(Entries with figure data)

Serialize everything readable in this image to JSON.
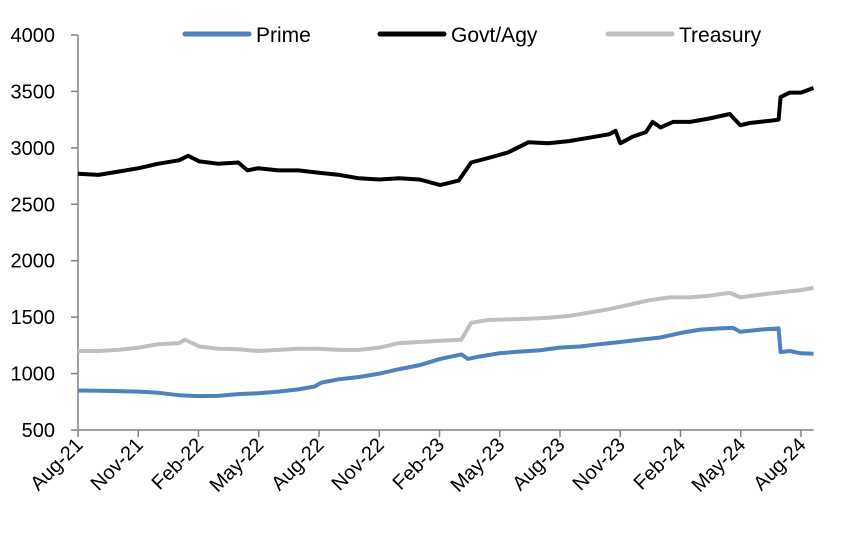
{
  "chart_data": {
    "type": "line",
    "title": "",
    "xlabel": "",
    "ylabel": "",
    "ylim": [
      500,
      4000
    ],
    "yticks": [
      "500",
      "1000",
      "1500",
      "2000",
      "2500",
      "3000",
      "3500",
      "4000"
    ],
    "xticks": [
      "Aug-21",
      "Nov-21",
      "Feb-22",
      "May-22",
      "Aug-22",
      "Nov-22",
      "Feb-23",
      "May-23",
      "Aug-23",
      "Nov-23",
      "Feb-24",
      "May-24",
      "Aug-24"
    ],
    "xlim": [
      "2021-08-01",
      "2024-08-20"
    ],
    "grid": false,
    "legend_position": "top",
    "series": [
      {
        "name": "Prime",
        "color": "#4f81bd",
        "points": [
          [
            "2021-08-01",
            850
          ],
          [
            "2021-09-01",
            848
          ],
          [
            "2021-10-01",
            845
          ],
          [
            "2021-11-01",
            840
          ],
          [
            "2021-12-01",
            830
          ],
          [
            "2022-01-01",
            808
          ],
          [
            "2022-02-01",
            800
          ],
          [
            "2022-03-01",
            802
          ],
          [
            "2022-04-01",
            818
          ],
          [
            "2022-05-01",
            825
          ],
          [
            "2022-06-01",
            840
          ],
          [
            "2022-07-01",
            860
          ],
          [
            "2022-07-25",
            885
          ],
          [
            "2022-08-05",
            920
          ],
          [
            "2022-09-01",
            950
          ],
          [
            "2022-10-01",
            970
          ],
          [
            "2022-11-01",
            1000
          ],
          [
            "2022-12-01",
            1040
          ],
          [
            "2023-01-01",
            1075
          ],
          [
            "2023-02-01",
            1130
          ],
          [
            "2023-03-05",
            1170
          ],
          [
            "2023-03-15",
            1130
          ],
          [
            "2023-04-01",
            1150
          ],
          [
            "2023-05-01",
            1180
          ],
          [
            "2023-06-01",
            1195
          ],
          [
            "2023-07-01",
            1205
          ],
          [
            "2023-08-01",
            1230
          ],
          [
            "2023-09-01",
            1240
          ],
          [
            "2023-10-01",
            1260
          ],
          [
            "2023-11-01",
            1280
          ],
          [
            "2023-12-01",
            1300
          ],
          [
            "2024-01-01",
            1320
          ],
          [
            "2024-02-01",
            1360
          ],
          [
            "2024-03-01",
            1390
          ],
          [
            "2024-04-01",
            1400
          ],
          [
            "2024-04-20",
            1405
          ],
          [
            "2024-05-01",
            1370
          ],
          [
            "2024-06-01",
            1390
          ],
          [
            "2024-06-28",
            1400
          ],
          [
            "2024-07-01",
            1190
          ],
          [
            "2024-07-15",
            1200
          ],
          [
            "2024-08-01",
            1180
          ],
          [
            "2024-08-20",
            1175
          ]
        ]
      },
      {
        "name": "Govt/Agy",
        "color": "#000000",
        "points": [
          [
            "2021-08-01",
            2770
          ],
          [
            "2021-09-01",
            2760
          ],
          [
            "2021-10-01",
            2790
          ],
          [
            "2021-11-01",
            2820
          ],
          [
            "2021-12-01",
            2860
          ],
          [
            "2022-01-01",
            2890
          ],
          [
            "2022-01-15",
            2930
          ],
          [
            "2022-02-01",
            2880
          ],
          [
            "2022-03-01",
            2860
          ],
          [
            "2022-04-01",
            2870
          ],
          [
            "2022-04-15",
            2800
          ],
          [
            "2022-05-01",
            2820
          ],
          [
            "2022-06-01",
            2800
          ],
          [
            "2022-07-01",
            2800
          ],
          [
            "2022-08-01",
            2780
          ],
          [
            "2022-09-01",
            2760
          ],
          [
            "2022-10-01",
            2730
          ],
          [
            "2022-11-01",
            2720
          ],
          [
            "2022-12-01",
            2730
          ],
          [
            "2023-01-01",
            2720
          ],
          [
            "2023-02-01",
            2670
          ],
          [
            "2023-03-01",
            2710
          ],
          [
            "2023-03-20",
            2870
          ],
          [
            "2023-04-15",
            2910
          ],
          [
            "2023-05-15",
            2960
          ],
          [
            "2023-06-15",
            3050
          ],
          [
            "2023-07-15",
            3040
          ],
          [
            "2023-08-15",
            3060
          ],
          [
            "2023-09-15",
            3090
          ],
          [
            "2023-10-15",
            3120
          ],
          [
            "2023-10-25",
            3150
          ],
          [
            "2023-11-01",
            3040
          ],
          [
            "2023-11-20",
            3100
          ],
          [
            "2023-12-10",
            3140
          ],
          [
            "2023-12-20",
            3230
          ],
          [
            "2024-01-01",
            3180
          ],
          [
            "2024-01-20",
            3230
          ],
          [
            "2024-02-15",
            3230
          ],
          [
            "2024-03-15",
            3260
          ],
          [
            "2024-04-15",
            3300
          ],
          [
            "2024-05-01",
            3200
          ],
          [
            "2024-05-15",
            3220
          ],
          [
            "2024-06-15",
            3240
          ],
          [
            "2024-06-28",
            3250
          ],
          [
            "2024-07-01",
            3450
          ],
          [
            "2024-07-15",
            3490
          ],
          [
            "2024-08-01",
            3490
          ],
          [
            "2024-08-20",
            3530
          ]
        ]
      },
      {
        "name": "Treasury",
        "color": "#bfbfbf",
        "points": [
          [
            "2021-08-01",
            1200
          ],
          [
            "2021-09-01",
            1200
          ],
          [
            "2021-10-01",
            1210
          ],
          [
            "2021-11-01",
            1230
          ],
          [
            "2021-12-01",
            1260
          ],
          [
            "2022-01-01",
            1270
          ],
          [
            "2022-01-10",
            1300
          ],
          [
            "2022-02-01",
            1240
          ],
          [
            "2022-03-01",
            1220
          ],
          [
            "2022-04-01",
            1215
          ],
          [
            "2022-05-01",
            1200
          ],
          [
            "2022-06-01",
            1210
          ],
          [
            "2022-07-01",
            1220
          ],
          [
            "2022-08-01",
            1220
          ],
          [
            "2022-09-01",
            1210
          ],
          [
            "2022-10-01",
            1210
          ],
          [
            "2022-11-01",
            1230
          ],
          [
            "2022-12-01",
            1270
          ],
          [
            "2023-01-01",
            1280
          ],
          [
            "2023-02-01",
            1290
          ],
          [
            "2023-03-05",
            1300
          ],
          [
            "2023-03-20",
            1450
          ],
          [
            "2023-04-15",
            1475
          ],
          [
            "2023-05-15",
            1480
          ],
          [
            "2023-06-15",
            1485
          ],
          [
            "2023-07-15",
            1495
          ],
          [
            "2023-08-15",
            1510
          ],
          [
            "2023-09-15",
            1540
          ],
          [
            "2023-10-15",
            1570
          ],
          [
            "2023-11-15",
            1610
          ],
          [
            "2023-12-15",
            1650
          ],
          [
            "2024-01-15",
            1675
          ],
          [
            "2024-02-15",
            1675
          ],
          [
            "2024-03-15",
            1690
          ],
          [
            "2024-04-15",
            1715
          ],
          [
            "2024-05-01",
            1675
          ],
          [
            "2024-06-01",
            1700
          ],
          [
            "2024-07-01",
            1720
          ],
          [
            "2024-08-01",
            1740
          ],
          [
            "2024-08-20",
            1760
          ]
        ]
      }
    ]
  }
}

## Exercise description
Gather each line from the entries above that includes the word "name".

## Task response
        "name": "Prime",
        "name": "Govt/Agy",
        "name": "Treasury",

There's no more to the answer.